**Task input**
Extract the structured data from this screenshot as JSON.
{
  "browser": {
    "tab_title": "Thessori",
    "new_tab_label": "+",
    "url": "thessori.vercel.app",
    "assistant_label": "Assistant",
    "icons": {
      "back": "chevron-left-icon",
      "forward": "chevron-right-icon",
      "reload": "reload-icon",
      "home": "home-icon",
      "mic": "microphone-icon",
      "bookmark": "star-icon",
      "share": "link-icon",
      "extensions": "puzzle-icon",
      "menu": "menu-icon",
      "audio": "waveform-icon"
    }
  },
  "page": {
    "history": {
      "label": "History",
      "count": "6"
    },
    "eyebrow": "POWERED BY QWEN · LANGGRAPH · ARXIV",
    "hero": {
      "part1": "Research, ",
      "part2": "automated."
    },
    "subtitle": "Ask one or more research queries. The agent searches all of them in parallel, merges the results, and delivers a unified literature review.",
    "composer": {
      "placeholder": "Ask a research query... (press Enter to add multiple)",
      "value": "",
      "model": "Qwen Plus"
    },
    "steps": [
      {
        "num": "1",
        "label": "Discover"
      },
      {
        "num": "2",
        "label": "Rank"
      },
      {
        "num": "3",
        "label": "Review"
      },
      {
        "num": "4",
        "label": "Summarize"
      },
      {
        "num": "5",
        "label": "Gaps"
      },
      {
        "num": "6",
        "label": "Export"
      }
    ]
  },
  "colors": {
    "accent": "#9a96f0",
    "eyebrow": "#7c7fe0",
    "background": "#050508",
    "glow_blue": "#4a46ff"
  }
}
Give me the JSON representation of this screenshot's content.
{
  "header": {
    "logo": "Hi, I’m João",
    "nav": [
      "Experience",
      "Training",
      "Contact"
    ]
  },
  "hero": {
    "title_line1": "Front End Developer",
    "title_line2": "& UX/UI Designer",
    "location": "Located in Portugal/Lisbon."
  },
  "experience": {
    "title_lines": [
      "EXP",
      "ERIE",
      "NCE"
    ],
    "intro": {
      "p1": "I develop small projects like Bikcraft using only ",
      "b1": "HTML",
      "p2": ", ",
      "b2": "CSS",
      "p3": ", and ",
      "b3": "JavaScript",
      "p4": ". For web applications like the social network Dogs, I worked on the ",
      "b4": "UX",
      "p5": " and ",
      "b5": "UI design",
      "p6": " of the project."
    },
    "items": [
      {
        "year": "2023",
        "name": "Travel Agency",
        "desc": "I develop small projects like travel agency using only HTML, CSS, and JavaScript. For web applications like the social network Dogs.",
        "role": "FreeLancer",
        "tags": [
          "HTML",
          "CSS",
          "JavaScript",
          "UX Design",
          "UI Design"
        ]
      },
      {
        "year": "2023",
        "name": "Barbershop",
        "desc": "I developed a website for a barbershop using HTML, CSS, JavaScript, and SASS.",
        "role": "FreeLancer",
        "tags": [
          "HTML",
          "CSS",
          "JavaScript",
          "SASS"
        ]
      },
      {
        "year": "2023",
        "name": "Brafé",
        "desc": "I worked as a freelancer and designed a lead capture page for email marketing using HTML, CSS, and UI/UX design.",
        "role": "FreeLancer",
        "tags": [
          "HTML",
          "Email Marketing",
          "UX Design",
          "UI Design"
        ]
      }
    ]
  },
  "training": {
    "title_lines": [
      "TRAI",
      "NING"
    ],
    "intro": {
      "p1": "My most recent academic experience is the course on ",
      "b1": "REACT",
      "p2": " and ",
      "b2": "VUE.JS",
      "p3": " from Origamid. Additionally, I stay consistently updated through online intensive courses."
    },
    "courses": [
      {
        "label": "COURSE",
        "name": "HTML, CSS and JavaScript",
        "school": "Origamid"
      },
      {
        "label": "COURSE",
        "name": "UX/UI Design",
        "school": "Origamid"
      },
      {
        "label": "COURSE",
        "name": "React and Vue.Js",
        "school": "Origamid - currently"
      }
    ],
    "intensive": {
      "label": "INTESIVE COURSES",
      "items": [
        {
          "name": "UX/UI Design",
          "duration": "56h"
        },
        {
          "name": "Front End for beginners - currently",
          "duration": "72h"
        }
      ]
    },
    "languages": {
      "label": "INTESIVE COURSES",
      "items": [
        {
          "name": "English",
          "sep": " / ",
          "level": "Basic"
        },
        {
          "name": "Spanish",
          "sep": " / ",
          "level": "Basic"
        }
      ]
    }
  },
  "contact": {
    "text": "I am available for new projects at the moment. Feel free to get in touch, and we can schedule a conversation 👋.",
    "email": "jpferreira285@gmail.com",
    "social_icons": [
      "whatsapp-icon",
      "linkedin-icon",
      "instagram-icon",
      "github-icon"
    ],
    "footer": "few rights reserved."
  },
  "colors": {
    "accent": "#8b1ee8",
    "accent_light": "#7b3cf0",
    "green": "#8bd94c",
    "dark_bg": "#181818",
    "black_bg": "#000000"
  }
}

**Requirement**
In this exercise, repeat all entries exactly.

**Result**
Extract the structured data from this screenshot as JSON.
{
  "browser": {
    "tab_title": "Thessori",
    "new_tab_label": "+",
    "url": "thessori.vercel.app",
    "assistant_label": "Assistant",
    "icons": {
      "back": "chevron-left-icon",
      "forward": "chevron-right-icon",
      "reload": "reload-icon",
      "home": "home-icon",
      "mic": "microphone-icon",
      "bookmark": "star-icon",
      "share": "link-icon",
      "extensions": "puzzle-icon",
      "menu": "menu-icon",
      "audio": "waveform-icon"
    }
  },
  "page": {
    "history": {
      "label": "History",
      "count": "6"
    },
    "eyebrow": "POWERED BY QWEN · LANGGRAPH · ARXIV",
    "hero": {
      "part1": "Research, ",
      "part2": "automated."
    },
    "subtitle": "Ask one or more research queries. The agent searches all of them in parallel, merges the results, and delivers a unified literature review.",
    "composer": {
      "placeholder": "Ask a research query... (press Enter to add multiple)",
      "value": "",
      "model": "Qwen Plus"
    },
    "steps": [
      {
        "num": "1",
        "label": "Discover"
      },
      {
        "num": "2",
        "label": "Rank"
      },
      {
        "num": "3",
        "label": "Review"
      },
      {
        "num": "4",
        "label": "Summarize"
      },
      {
        "num": "5",
        "label": "Gaps"
      },
      {
        "num": "6",
        "label": "Export"
      }
    ]
  },
  "colors": {
    "accent": "#9a96f0",
    "eyebrow": "#7c7fe0",
    "background": "#050508",
    "glow_blue": "#4a46ff"
  }
}
Give me the JSON representation of this screenshot's content.
{
  "header": {
    "logo": "Hi, I’m João",
    "nav": [
      "Experience",
      "Training",
      "Contact"
    ]
  },
  "hero": {
    "title_line1": "Front End Developer",
    "title_line2": "& UX/UI Designer",
    "location": "Located in Portugal/Lisbon."
  },
  "experience": {
    "title_lines": [
      "EXP",
      "ERIE",
      "NCE"
    ],
    "intro": {
      "p1": "I develop small projects like Bikcraft using only ",
      "b1": "HTML",
      "p2": ", ",
      "b2": "CSS",
      "p3": ", and ",
      "b3": "JavaScript",
      "p4": ". For web applications like the social network Dogs, I worked on the ",
      "b4": "UX",
      "p5": " and ",
      "b5": "UI design",
      "p6": " of the project."
    },
    "items": [
      {
        "year": "2023",
        "name": "Travel Agency",
        "desc": "I develop small projects like travel agency using only HTML, CSS, and JavaScript. For web applications like the social network Dogs.",
        "role": "FreeLancer",
        "tags": [
          "HTML",
          "CSS",
          "JavaScript",
          "UX Design",
          "UI Design"
        ]
      },
      {
        "year": "2023",
        "name": "Barbershop",
        "desc": "I developed a website for a barbershop using HTML, CSS, JavaScript, and SASS.",
        "role": "FreeLancer",
        "tags": [
          "HTML",
          "CSS",
          "JavaScript",
          "SASS"
        ]
      },
      {
        "year": "2023",
        "name": "Brafé",
        "desc": "I worked as a freelancer and designed a lead capture page for email marketing using HTML, CSS, and UI/UX design.",
        "role": "FreeLancer",
        "tags": [
          "HTML",
          "Email Marketing",
          "UX Design",
          "UI Design"
        ]
      }
    ]
  },
  "training": {
    "title_lines": [
      "TRAI",
      "NING"
    ],
    "intro": {
      "p1": "My most recent academic experience is the course on ",
      "b1": "REACT",
      "p2": " and ",
      "b2": "VUE.JS",
      "p3": " from Origamid. Additionally, I stay consistently updated through online intensive courses."
    },
    "courses": [
      {
        "label": "COURSE",
        "name": "HTML, CSS and JavaScript",
        "school": "Origamid"
      },
      {
        "label": "COURSE",
        "name": "UX/UI Design",
        "school": "Origamid"
      },
      {
        "label": "COURSE",
        "name": "React and Vue.Js",
        "school": "Origamid - currently"
      }
    ],
    "intensive": {
      "label": "INTESIVE COURSES",
      "items": [
        {
          "name": "UX/UI Design",
          "duration": "56h"
        },
        {
          "name": "Front End for beginners - currently",
          "duration": "72h"
        }
      ]
    },
    "languages": {
      "label": "INTESIVE COURSES",
      "items": [
        {
          "name": "English",
          "sep": " / ",
          "level": "Basic"
        },
        {
          "name": "Spanish",
          "sep": " / ",
          "level": "Basic"
        }
      ]
    }
  },
  "contact": {
    "text": "I am available for new projects at the moment. Feel free to get in touch, and we can schedule a conversation 👋.",
    "email": "jpferreira285@gmail.com",
    "social_icons": [
      "whatsapp-icon",
      "linkedin-icon",
      "instagram-icon",
      "github-icon"
    ],
    "footer": "few rights reserved."
  },
  "colors": {
    "accent": "#8b1ee8",
    "accent_light": "#7b3cf0",
    "green": "#8bd94c",
    "dark_bg": "#181818",
    "black_bg": "#000000"
  }
}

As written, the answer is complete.